>>>

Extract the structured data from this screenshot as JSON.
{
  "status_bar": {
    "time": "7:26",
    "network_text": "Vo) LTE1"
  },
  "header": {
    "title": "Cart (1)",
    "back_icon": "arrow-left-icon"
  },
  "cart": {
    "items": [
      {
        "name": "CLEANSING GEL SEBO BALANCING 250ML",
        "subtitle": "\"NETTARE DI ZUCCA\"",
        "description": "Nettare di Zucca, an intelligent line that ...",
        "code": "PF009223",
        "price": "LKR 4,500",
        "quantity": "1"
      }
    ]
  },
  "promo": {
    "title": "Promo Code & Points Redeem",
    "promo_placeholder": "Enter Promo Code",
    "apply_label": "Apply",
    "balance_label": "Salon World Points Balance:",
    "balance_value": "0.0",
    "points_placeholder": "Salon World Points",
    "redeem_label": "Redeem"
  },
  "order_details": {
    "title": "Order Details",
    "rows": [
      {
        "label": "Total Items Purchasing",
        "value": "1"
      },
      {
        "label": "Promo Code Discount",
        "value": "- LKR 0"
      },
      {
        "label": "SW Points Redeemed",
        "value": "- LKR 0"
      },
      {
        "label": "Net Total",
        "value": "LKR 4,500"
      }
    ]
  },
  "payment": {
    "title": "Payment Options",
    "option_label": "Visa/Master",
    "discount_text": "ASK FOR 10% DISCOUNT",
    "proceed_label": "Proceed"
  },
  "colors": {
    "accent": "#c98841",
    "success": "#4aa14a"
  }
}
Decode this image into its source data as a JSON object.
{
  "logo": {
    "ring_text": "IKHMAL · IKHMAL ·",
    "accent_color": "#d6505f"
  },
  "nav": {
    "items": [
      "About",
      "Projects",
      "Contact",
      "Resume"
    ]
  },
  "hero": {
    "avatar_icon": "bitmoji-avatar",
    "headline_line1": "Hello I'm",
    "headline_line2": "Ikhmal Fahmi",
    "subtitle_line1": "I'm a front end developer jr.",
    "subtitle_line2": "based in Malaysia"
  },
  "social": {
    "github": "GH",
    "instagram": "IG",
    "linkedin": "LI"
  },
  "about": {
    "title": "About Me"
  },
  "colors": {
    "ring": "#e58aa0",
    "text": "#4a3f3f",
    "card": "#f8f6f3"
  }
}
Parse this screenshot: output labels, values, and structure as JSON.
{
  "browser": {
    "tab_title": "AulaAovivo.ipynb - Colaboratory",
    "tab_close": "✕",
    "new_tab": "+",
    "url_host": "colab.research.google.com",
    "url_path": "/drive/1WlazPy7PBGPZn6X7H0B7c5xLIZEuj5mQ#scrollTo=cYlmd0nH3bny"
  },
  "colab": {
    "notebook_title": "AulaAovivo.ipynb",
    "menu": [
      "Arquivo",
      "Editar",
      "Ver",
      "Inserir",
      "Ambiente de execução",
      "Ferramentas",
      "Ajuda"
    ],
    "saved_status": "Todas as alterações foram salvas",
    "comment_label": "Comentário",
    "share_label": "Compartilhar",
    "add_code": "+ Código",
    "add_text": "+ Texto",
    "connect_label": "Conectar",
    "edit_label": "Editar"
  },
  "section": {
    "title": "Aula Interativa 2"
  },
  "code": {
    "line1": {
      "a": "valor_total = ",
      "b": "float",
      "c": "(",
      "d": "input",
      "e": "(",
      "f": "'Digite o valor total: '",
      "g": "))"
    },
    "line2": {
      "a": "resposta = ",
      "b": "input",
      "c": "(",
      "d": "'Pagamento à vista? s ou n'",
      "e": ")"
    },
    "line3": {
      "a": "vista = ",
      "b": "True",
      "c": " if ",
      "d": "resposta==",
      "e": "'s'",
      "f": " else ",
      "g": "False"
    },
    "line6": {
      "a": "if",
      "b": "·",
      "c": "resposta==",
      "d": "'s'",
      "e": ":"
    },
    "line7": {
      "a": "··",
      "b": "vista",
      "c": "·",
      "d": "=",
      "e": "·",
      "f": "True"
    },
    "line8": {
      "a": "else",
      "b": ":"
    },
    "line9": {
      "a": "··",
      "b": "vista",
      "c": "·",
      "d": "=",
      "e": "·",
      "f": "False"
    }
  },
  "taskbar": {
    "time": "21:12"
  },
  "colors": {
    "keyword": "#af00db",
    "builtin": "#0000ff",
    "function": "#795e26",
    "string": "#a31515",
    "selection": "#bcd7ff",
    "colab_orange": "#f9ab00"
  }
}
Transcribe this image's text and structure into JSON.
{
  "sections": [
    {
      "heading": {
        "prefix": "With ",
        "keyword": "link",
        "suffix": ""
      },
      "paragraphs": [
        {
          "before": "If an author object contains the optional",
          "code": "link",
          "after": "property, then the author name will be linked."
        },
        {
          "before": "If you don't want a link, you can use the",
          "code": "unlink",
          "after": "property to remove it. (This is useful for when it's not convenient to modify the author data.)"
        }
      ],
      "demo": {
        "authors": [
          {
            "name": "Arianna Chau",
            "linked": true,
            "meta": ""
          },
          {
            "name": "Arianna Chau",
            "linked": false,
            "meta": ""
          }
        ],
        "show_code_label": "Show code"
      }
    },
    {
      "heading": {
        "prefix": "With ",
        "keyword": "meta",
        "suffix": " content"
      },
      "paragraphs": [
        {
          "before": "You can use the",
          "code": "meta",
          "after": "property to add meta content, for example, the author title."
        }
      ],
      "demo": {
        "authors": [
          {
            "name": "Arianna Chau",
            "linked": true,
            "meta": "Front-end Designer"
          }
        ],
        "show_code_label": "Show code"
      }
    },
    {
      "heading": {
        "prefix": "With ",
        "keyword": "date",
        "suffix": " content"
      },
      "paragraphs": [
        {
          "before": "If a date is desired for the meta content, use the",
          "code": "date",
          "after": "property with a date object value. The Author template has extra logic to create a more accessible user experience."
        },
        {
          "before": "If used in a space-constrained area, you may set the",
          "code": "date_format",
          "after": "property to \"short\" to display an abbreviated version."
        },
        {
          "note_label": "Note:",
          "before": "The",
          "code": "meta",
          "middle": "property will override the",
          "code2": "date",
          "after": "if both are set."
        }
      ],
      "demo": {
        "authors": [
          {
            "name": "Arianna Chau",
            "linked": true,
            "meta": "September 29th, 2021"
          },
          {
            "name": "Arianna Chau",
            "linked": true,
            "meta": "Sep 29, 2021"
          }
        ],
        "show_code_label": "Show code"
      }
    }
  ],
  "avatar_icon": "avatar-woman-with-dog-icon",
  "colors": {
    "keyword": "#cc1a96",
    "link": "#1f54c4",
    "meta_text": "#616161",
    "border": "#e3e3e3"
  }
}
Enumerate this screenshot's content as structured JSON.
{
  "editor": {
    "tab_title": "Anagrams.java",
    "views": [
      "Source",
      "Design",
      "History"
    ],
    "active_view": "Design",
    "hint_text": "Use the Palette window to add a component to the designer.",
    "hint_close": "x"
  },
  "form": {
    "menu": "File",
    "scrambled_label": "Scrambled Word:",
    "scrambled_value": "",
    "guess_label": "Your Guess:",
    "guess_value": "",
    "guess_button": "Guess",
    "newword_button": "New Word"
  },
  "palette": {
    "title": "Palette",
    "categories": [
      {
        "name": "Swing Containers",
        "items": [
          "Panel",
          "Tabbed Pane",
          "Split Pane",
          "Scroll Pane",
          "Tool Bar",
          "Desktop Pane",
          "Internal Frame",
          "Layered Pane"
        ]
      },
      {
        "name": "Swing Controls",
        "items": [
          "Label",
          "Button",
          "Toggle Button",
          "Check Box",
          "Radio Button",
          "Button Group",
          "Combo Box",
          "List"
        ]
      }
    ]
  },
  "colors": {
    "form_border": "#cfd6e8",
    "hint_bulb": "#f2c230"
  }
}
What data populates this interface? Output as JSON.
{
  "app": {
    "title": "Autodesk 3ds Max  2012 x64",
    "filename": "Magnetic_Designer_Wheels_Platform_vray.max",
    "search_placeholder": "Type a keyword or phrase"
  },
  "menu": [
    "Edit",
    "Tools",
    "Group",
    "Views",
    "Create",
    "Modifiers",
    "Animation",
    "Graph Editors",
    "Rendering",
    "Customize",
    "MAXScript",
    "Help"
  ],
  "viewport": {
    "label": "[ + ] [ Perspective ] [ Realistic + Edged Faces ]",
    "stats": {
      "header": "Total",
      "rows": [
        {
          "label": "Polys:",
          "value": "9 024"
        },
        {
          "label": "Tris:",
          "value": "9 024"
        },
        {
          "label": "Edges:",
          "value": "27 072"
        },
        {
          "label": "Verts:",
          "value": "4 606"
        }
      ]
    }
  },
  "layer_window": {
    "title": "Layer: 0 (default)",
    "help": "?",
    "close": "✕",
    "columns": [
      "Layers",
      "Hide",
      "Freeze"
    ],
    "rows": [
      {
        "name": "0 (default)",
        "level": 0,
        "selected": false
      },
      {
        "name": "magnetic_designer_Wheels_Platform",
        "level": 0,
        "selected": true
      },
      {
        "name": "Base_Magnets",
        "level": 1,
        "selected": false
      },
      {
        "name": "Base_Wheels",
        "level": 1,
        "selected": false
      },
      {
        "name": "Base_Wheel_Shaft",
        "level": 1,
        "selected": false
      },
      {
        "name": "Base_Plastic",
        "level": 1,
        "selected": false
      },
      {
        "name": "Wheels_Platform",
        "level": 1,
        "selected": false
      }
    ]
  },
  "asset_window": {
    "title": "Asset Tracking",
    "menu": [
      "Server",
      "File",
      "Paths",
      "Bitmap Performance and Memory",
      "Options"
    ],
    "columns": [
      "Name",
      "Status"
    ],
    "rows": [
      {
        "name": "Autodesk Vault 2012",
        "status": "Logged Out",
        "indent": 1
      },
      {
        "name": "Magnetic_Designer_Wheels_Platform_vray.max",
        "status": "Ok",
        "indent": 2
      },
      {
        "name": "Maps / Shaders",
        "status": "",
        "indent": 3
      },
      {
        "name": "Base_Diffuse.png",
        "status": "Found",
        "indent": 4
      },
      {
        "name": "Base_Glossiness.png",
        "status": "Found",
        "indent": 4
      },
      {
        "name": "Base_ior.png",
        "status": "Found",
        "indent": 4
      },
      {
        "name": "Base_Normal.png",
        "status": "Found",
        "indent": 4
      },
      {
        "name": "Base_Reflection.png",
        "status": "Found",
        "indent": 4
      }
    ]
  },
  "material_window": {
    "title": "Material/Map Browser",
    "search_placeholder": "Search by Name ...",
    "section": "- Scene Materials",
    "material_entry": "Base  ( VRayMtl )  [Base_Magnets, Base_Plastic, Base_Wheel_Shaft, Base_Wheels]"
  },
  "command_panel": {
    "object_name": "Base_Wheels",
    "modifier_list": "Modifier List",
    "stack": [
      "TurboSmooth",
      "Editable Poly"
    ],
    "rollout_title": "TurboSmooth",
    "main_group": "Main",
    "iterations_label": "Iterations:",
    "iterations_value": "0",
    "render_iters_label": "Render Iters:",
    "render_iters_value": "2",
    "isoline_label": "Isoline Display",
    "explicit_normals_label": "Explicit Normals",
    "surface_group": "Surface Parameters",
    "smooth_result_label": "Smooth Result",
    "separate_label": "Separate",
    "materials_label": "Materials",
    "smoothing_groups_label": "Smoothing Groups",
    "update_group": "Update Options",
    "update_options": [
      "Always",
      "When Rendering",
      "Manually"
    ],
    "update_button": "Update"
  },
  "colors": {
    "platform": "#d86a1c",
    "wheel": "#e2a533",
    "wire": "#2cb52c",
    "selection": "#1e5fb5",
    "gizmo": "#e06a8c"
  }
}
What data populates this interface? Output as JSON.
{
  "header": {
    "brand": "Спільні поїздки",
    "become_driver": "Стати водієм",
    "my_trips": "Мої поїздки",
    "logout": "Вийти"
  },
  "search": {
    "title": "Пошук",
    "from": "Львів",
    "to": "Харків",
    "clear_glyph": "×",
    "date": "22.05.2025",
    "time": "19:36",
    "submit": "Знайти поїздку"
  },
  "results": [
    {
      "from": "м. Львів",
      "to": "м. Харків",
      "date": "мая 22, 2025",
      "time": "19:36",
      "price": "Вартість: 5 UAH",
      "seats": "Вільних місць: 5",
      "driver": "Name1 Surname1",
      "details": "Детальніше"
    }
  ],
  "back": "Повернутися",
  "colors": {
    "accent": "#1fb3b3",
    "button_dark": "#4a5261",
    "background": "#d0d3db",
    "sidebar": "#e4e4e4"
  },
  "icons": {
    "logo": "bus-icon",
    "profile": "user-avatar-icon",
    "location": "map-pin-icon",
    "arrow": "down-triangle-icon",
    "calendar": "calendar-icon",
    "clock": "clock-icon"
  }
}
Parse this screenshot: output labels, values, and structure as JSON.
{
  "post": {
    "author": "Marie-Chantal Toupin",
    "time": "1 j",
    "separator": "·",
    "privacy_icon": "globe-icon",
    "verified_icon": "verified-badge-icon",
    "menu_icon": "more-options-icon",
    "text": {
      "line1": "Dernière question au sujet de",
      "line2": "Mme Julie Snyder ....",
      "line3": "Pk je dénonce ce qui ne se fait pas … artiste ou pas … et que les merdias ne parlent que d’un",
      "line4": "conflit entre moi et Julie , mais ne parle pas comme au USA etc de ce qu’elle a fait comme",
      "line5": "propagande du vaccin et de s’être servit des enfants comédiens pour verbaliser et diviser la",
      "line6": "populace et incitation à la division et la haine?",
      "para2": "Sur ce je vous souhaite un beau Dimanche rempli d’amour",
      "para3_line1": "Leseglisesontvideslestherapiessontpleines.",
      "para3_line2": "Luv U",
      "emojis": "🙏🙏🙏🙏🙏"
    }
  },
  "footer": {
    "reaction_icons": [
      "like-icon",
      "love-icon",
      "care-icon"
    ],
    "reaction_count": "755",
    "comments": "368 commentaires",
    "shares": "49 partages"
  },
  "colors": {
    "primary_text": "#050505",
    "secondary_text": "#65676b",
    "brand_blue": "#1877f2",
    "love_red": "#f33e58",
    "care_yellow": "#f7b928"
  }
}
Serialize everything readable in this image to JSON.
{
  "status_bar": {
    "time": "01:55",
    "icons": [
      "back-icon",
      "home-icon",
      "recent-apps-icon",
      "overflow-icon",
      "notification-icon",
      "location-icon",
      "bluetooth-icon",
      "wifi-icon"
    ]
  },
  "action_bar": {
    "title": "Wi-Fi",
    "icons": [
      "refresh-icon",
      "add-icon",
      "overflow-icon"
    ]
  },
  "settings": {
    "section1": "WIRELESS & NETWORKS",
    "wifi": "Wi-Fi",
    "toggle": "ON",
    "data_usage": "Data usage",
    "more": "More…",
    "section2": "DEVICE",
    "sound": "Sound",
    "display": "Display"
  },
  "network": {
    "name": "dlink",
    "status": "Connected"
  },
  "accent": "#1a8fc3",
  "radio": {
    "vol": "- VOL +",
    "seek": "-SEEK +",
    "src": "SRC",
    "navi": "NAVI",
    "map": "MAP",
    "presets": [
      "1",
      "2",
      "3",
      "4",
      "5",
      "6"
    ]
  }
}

<<<

**Task instructions:** Copy each line that contains the word "before".

**Completed exercise:**
          "before": "If an author object contains the optional",
          "before": "If you don't want a link, you can use the",
          "before": "You can use the",
          "before": "If a date is desired for the meta content, use the",
          "before": "If used in a space-constrained area, you may set the",
          "before": "The",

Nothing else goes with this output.